Task brief -
Transcribe each record exactly. Include every one.

Source records -
+ + + + +

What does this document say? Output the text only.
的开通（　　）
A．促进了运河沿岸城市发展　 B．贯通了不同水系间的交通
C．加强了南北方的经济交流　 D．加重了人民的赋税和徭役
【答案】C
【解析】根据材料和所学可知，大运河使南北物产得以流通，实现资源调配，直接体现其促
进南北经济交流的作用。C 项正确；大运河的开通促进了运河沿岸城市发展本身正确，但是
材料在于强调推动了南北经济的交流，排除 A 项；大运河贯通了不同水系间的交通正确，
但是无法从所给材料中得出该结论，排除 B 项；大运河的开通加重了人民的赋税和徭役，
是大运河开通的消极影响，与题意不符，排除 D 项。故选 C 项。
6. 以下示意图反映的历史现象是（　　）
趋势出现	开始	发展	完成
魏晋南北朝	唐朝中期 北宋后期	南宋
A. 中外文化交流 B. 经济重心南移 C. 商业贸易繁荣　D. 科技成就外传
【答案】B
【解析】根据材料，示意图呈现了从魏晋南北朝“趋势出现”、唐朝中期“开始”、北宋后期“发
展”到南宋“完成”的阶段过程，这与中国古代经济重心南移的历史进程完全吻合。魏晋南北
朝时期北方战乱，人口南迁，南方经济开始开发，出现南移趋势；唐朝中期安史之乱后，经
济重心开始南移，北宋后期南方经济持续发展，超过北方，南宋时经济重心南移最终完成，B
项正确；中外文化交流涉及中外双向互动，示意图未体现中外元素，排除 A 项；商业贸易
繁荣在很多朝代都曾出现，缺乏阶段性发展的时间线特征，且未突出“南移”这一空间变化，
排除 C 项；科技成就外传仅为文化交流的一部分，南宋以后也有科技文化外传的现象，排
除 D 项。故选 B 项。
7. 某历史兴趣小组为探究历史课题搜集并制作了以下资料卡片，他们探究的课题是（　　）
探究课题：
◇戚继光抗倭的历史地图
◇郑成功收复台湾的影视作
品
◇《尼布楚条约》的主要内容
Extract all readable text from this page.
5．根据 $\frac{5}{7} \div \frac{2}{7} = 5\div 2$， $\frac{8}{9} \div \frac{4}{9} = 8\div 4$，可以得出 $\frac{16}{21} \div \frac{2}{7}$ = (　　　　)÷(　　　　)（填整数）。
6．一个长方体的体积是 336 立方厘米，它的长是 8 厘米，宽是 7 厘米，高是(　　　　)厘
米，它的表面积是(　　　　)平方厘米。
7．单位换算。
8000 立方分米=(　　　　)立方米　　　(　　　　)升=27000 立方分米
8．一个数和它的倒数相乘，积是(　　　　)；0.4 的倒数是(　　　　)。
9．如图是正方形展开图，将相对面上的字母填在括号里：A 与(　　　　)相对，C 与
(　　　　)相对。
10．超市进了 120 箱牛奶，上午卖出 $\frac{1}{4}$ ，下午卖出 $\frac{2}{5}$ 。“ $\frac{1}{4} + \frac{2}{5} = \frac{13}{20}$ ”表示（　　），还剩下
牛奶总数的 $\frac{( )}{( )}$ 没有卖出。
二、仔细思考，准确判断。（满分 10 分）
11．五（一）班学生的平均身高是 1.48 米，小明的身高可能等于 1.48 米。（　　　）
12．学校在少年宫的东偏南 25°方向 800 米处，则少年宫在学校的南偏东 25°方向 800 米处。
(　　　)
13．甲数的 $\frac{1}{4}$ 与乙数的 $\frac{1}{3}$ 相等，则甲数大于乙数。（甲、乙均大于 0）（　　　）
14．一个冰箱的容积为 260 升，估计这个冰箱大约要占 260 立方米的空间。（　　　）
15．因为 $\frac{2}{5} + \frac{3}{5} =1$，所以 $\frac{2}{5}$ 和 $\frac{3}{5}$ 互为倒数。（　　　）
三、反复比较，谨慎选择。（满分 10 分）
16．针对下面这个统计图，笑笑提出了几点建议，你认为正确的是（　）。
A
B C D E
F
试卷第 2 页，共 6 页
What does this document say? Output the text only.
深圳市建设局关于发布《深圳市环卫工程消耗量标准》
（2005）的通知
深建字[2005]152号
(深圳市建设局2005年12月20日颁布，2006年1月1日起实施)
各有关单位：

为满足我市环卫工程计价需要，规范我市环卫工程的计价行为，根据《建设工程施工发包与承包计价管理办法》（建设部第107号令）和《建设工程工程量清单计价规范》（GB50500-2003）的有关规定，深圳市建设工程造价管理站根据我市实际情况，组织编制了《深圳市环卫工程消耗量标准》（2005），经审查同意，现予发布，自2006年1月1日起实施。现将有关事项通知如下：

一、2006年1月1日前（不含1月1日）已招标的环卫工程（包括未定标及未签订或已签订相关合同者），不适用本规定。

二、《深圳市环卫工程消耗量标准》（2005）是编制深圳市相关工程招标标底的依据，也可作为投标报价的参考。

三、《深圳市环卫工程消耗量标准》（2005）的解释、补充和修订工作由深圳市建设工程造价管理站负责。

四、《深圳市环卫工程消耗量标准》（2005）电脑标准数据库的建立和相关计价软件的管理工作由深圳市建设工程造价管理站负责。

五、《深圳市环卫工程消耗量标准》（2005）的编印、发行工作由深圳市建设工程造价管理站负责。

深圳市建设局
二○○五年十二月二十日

+ + + + +

Correct answer -
What does this document say? Output the text only.
的开通（　　）
A．促进了运河沿岸城市发展　 B．贯通了不同水系间的交通
C．加强了南北方的经济交流　 D．加重了人民的赋税和徭役
【答案】C
【解析】根据材料和所学可知，大运河使南北物产得以流通，实现资源调配，直接体现其促
进南北经济交流的作用。C 项正确；大运河的开通促进了运河沿岸城市发展本身正确，但是
材料在于强调推动了南北经济的交流，排除 A 项；大运河贯通了不同水系间的交通正确，
但是无法从所给材料中得出该结论，排除 B 项；大运河的开通加重了人民的赋税和徭役，
是大运河开通的消极影响，与题意不符，排除 D 项。故选 C 项。
6. 以下示意图反映的历史现象是（　　）
趋势出现	开始	发展	完成
魏晋南北朝	唐朝中期 北宋后期	南宋
A. 中外文化交流 B. 经济重心南移 C. 商业贸易繁荣　D. 科技成就外传
【答案】B
【解析】根据材料，示意图呈现了从魏晋南北朝“趋势出现”、唐朝中期“开始”、北宋后期“发
展”到南宋“完成”的阶段过程，这与中国古代经济重心南移的历史进程完全吻合。魏晋南北
朝时期北方战乱，人口南迁，南方经济开始开发，出现南移趋势；唐朝中期安史之乱后，经
济重心开始南移，北宋后期南方经济持续发展，超过北方，南宋时经济重心南移最终完成，B
项正确；中外文化交流涉及中外双向互动，示意图未体现中外元素，排除 A 项；商业贸易
繁荣在很多朝代都曾出现，缺乏阶段性发展的时间线特征，且未突出“南移”这一空间变化，
排除 C 项；科技成就外传仅为文化交流的一部分，南宋以后也有科技文化外传的现象，排
除 D 项。故选 B 项。
7. 某历史兴趣小组为探究历史课题搜集并制作了以下资料卡片，他们探究的课题是（　　）
探究课题：
◇戚继光抗倭的历史地图
◇郑成功收复台湾的影视作
品
◇《尼布楚条约》的主要内容
Extract all readable text from this page.
5．根据 $\frac{5}{7} \div \frac{2}{7} = 5\div 2$， $\frac{8}{9} \div \frac{4}{9} = 8\div 4$，可以得出 $\frac{16}{21} \div \frac{2}{7}$ = (　　　　)÷(　　　　)（填整数）。
6．一个长方体的体积是 336 立方厘米，它的长是 8 厘米，宽是 7 厘米，高是(　　　　)厘
米，它的表面积是(　　　　)平方厘米。
7．单位换算。
8000 立方分米=(　　　　)立方米　　　(　　　　)升=27000 立方分米
8．一个数和它的倒数相乘，积是(　　　　)；0.4 的倒数是(　　　　)。
9．如图是正方形展开图，将相对面上的字母填在括号里：A 与(　　　　)相对，C 与
(　　　　)相对。
10．超市进了 120 箱牛奶，上午卖出 $\frac{1}{4}$ ，下午卖出 $\frac{2}{5}$ 。“ $\frac{1}{4} + \frac{2}{5} = \frac{13}{20}$ ”表示（　　），还剩下
牛奶总数的 $\frac{( )}{( )}$ 没有卖出。
二、仔细思考，准确判断。（满分 10 分）
11．五（一）班学生的平均身高是 1.48 米，小明的身高可能等于 1.48 米。（　　　）
12．学校在少年宫的东偏南 25°方向 800 米处，则少年宫在学校的南偏东 25°方向 800 米处。
(　　　)
13．甲数的 $\frac{1}{4}$ 与乙数的 $\frac{1}{3}$ 相等，则甲数大于乙数。（甲、乙均大于 0）（　　　）
14．一个冰箱的容积为 260 升，估计这个冰箱大约要占 260 立方米的空间。（　　　）
15．因为 $\frac{2}{5} + \frac{3}{5} =1$，所以 $\frac{2}{5}$ 和 $\frac{3}{5}$ 互为倒数。（　　　）
三、反复比较，谨慎选择。（满分 10 分）
16．针对下面这个统计图，笑笑提出了几点建议，你认为正确的是（　）。
A
B C D E
F
试卷第 2 页，共 6 页
What does this document say? Output the text only.
深圳市建设局关于发布《深圳市环卫工程消耗量标准》
（2005）的通知
深建字[2005]152号
(深圳市建设局2005年12月20日颁布，2006年1月1日起实施)
各有关单位：

为满足我市环卫工程计价需要，规范我市环卫工程的计价行为，根据《建设工程施工发包与承包计价管理办法》（建设部第107号令）和《建设工程工程量清单计价规范》（GB50500-2003）的有关规定，深圳市建设工程造价管理站根据我市实际情况，组织编制了《深圳市环卫工程消耗量标准》（2005），经审查同意，现予发布，自2006年1月1日起实施。现将有关事项通知如下：

一、2006年1月1日前（不含1月1日）已招标的环卫工程（包括未定标及未签订或已签订相关合同者），不适用本规定。

二、《深圳市环卫工程消耗量标准》（2005）是编制深圳市相关工程招标标底的依据，也可作为投标报价的参考。

三、《深圳市环卫工程消耗量标准》（2005）的解释、补充和修订工作由深圳市建设工程造价管理站负责。

四、《深圳市环卫工程消耗量标准》（2005）电脑标准数据库的建立和相关计价软件的管理工作由深圳市建设工程造价管理站负责。

五、《深圳市环卫工程消耗量标准》（2005）的编印、发行工作由深圳市建设工程造价管理站负责。

深圳市建设局
二○○五年十二月二十日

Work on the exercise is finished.